Selected passage START

1988 Chevy 350 no power under load

I have a Chevy K1500 sierra with a 350 that is not EFI. That’s a long story from when my project began. OK, I bought someone Else’s problem. Replaced the engine and it starts and runs fine, until you drive it under load. I’ve checked the timing and it’s set at +2 degrees. I rebuilt the carb (not the problem) Replaced fuel filter which was not plugged. Vacuum advance seems to be working fine. As long as I don’t push the accelerator hard it drives fine. It just has no power for passing or pulling a load. Any help would be appreciated.

If it’s stock the 350 should have throttle body fuel injection. Is the current engine the original? Could be a fuel starvation issue, have you checked the fuel pump?

It’s not the stock 350. It’s a carburated 1986 350 from a C20 van. I bought it from a wrecking yard. I couldn’t find a 5.7 EFI engine. I wish I could have found one locally. I also had to replace the fuel tank due to rust problem and the electric fuel pump which was not working. I had to re-run new fuel lines and install a new sending unit. The mechanical fuel pump was replaced from the original C20 due to space restrictions (4 x 4) with a new fuel pump. Not sure, maybe it doesn’t have enough volume than the previous one. The fuel pump works fine while revving the engine at idle. I’m guessing it’s fine if it’s just based on a specific fuel pressure. If you might think that’s the problem I might have to replace with an electrical external fuel pump.

Your timing should be set around 8 degrees BTDC at idle with the vacuum advance disconnected and plugged. This may help your lack of power issue. If it doesn’t, and you find no other issues such as fuel starvation or exhaust restrictions, your camshaft could be excessively worn. Many older, higher mileage smallblock Chevys develop flattened cam lobes over time, resulting in lack of power and, sometimes, backfiring and the like. Lack of power is the most common symptom of flattened cam lobes. A vacuum test will reveal whether this is the problem or not.

I’ll look into those tomorrow. What type of vacuum test? I’m guessing Carb. Do you know what psi the fuel pump should be delivering? Pulling the cams out isn’t a quick job I’m sure.

Is it a QuadraJet carb? Is the truck equipped with a catalytic converter?? The '86 carb will be a “feedback” type controlled by an ECM…How about the EGR valve, working or not??

Selected passage END

> _Task to complete_
From the Chevy 350 discussion, pull out the passage from "I have a Chevy" to "would be appreciated." word for word.

Supplied records START

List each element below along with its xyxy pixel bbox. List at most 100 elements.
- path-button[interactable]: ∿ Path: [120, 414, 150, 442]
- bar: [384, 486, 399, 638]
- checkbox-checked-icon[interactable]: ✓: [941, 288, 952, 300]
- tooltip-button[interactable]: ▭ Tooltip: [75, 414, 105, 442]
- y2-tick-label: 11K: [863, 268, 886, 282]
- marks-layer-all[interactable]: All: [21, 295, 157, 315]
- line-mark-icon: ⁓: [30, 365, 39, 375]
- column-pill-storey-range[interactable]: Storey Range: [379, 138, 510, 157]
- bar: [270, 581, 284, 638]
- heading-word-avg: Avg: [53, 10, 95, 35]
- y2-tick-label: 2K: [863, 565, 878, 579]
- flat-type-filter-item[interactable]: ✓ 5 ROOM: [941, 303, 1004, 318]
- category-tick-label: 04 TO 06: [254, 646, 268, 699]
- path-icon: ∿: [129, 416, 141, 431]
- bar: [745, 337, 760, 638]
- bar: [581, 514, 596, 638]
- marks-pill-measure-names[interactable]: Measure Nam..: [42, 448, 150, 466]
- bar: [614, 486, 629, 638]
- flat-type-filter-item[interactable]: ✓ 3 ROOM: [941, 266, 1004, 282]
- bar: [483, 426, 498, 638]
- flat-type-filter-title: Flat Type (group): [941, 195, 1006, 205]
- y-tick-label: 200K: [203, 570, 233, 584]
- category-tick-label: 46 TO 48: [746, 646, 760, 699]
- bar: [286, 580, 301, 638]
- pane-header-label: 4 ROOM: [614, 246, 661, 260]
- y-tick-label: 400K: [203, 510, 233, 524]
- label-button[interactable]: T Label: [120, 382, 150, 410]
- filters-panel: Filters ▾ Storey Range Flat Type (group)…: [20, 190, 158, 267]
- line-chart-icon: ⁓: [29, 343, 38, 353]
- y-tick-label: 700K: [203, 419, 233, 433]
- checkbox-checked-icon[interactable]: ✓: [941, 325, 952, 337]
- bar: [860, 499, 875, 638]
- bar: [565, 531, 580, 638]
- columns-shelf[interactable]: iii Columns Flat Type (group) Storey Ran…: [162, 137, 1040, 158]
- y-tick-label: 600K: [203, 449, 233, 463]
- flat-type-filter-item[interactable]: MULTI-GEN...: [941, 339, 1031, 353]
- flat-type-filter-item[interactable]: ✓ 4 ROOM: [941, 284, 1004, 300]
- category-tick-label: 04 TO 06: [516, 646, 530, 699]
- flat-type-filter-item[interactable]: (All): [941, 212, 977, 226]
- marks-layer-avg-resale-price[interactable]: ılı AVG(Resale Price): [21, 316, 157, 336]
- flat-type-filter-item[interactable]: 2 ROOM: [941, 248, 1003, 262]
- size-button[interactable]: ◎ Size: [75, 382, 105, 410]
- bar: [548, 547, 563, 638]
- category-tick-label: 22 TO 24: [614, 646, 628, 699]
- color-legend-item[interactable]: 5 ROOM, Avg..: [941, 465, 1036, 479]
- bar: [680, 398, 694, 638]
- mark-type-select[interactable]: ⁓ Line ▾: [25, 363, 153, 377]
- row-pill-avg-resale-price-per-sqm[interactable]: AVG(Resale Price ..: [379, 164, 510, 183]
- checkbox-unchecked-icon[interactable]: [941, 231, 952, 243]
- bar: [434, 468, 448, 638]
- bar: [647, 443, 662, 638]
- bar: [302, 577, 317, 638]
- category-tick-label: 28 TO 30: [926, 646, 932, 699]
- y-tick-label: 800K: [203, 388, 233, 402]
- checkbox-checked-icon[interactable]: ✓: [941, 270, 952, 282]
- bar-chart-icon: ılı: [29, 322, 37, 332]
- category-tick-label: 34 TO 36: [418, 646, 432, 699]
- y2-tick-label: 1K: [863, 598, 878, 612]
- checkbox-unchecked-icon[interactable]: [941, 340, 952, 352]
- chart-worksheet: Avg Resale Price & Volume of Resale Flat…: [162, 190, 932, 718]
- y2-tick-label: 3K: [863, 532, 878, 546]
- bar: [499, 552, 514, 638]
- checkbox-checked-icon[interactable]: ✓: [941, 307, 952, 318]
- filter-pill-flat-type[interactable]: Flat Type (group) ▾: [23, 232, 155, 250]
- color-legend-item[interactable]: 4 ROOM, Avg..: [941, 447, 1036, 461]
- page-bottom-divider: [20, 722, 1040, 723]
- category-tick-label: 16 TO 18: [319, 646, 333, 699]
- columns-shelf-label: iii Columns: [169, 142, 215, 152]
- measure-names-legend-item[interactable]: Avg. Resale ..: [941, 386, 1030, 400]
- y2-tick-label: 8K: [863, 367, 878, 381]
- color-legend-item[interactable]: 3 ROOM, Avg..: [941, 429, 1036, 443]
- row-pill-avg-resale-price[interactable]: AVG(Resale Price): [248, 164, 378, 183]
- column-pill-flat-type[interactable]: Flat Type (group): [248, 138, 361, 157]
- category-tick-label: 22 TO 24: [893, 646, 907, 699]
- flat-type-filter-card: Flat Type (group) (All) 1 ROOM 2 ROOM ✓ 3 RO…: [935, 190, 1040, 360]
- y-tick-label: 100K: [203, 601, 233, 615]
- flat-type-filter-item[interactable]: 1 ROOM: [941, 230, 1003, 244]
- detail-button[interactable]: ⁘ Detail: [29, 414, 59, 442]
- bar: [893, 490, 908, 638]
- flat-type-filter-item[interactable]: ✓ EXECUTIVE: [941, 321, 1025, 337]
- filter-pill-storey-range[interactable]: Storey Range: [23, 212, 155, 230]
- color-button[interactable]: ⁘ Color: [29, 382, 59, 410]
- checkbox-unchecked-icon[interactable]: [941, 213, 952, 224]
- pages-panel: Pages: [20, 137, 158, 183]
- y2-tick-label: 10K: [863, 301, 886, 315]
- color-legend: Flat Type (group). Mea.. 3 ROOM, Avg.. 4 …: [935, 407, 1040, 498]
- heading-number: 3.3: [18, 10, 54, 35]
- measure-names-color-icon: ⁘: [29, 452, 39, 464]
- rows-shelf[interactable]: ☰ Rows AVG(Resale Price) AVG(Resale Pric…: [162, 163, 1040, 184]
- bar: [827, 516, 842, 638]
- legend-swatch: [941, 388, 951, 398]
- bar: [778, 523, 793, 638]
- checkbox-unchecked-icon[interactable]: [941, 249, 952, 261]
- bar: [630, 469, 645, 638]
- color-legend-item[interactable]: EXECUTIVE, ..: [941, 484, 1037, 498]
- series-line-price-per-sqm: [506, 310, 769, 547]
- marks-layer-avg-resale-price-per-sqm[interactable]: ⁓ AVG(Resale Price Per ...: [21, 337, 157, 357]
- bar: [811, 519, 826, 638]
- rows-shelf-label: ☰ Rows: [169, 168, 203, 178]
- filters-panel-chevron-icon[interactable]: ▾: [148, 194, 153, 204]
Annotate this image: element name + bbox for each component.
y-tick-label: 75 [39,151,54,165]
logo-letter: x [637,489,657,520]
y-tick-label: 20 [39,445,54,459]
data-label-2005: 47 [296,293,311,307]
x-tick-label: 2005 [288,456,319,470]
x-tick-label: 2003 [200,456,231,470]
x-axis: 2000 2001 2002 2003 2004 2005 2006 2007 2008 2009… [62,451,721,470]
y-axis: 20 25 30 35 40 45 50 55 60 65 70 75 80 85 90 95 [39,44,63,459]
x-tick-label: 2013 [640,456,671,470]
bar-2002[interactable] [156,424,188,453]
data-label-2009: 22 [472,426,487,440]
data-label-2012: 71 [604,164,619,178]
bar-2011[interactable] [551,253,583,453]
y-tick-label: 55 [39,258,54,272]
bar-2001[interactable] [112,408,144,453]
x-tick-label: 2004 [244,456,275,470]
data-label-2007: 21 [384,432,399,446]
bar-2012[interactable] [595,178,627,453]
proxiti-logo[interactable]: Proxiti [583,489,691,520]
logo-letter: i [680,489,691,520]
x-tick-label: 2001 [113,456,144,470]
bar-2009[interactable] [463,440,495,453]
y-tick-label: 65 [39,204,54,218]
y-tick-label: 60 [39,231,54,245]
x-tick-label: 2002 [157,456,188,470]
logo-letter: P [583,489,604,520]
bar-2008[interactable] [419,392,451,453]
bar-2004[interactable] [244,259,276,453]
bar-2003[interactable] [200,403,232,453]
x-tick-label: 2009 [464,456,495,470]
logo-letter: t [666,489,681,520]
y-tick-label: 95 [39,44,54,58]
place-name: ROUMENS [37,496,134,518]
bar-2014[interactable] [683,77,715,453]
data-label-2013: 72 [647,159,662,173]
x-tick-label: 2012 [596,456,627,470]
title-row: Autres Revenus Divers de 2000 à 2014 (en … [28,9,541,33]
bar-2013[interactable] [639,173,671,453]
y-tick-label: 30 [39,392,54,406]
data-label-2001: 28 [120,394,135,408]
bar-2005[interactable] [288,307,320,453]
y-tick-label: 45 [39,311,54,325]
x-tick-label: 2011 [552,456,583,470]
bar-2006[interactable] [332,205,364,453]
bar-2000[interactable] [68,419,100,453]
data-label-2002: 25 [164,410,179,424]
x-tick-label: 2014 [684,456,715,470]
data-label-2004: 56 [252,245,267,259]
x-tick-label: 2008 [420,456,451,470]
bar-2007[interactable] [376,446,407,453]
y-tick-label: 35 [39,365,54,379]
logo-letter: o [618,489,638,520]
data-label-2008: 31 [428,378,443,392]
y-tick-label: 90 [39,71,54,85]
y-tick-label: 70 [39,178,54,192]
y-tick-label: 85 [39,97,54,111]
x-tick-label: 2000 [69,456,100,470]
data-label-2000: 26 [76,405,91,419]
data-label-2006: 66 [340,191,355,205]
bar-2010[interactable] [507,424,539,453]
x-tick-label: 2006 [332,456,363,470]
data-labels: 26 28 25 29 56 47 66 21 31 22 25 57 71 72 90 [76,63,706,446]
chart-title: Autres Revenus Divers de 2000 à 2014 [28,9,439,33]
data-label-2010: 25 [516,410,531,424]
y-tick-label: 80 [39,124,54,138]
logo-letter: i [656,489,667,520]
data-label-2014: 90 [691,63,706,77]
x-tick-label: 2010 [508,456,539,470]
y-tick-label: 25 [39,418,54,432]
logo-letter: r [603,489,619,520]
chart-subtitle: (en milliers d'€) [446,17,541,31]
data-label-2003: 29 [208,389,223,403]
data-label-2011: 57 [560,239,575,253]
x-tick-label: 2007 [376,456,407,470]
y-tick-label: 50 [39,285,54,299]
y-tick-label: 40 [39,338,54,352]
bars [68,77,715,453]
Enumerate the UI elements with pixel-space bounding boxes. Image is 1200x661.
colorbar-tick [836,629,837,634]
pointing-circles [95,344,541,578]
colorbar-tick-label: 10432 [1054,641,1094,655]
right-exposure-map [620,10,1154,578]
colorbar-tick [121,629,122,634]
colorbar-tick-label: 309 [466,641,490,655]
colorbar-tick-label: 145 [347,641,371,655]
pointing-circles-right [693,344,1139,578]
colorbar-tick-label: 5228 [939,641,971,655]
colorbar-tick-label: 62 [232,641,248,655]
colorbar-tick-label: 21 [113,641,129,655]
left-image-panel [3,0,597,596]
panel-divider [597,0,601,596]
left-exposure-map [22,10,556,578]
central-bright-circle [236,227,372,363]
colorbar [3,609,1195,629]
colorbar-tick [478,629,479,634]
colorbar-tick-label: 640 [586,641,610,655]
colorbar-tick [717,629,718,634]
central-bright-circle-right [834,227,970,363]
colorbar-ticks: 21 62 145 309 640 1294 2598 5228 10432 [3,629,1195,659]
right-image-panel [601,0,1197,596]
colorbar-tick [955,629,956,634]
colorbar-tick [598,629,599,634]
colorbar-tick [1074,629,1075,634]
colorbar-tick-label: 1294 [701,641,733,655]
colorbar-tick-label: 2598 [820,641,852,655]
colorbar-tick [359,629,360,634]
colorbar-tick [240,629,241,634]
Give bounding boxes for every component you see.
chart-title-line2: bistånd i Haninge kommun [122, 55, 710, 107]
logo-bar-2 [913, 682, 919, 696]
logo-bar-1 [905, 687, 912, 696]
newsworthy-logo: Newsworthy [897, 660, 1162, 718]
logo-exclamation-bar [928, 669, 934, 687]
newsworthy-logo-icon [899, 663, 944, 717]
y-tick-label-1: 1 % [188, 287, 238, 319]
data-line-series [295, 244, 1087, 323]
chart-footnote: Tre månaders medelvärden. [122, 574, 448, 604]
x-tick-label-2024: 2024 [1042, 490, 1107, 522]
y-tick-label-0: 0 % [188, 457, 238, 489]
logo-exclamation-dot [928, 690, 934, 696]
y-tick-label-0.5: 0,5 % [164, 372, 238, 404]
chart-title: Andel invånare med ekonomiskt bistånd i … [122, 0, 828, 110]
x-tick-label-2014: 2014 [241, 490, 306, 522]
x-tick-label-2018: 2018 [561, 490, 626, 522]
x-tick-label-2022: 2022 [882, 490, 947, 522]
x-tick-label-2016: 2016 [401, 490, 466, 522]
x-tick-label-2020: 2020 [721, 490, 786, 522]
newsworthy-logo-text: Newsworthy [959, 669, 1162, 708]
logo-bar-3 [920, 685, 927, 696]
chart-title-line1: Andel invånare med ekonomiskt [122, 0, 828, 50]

Supplied records END

> _Problem solution_
I have a Chevy K1500 sierra with a 350 that is not EFI. That’s a long story from when my project began. OK, I bought someone Else’s problem. Replaced the engine and it starts and runs fine, until you drive it under load. I’ve checked the timing and it’s set at +2 degrees. I rebuilt the carb (not the problem) Replaced fuel filter which was not plugged. Vacuum advance seems to be working fine. As long as I don’t push the accelerator hard it drives fine. It just has no power for passing or pulling a load. Any help would be appreciated.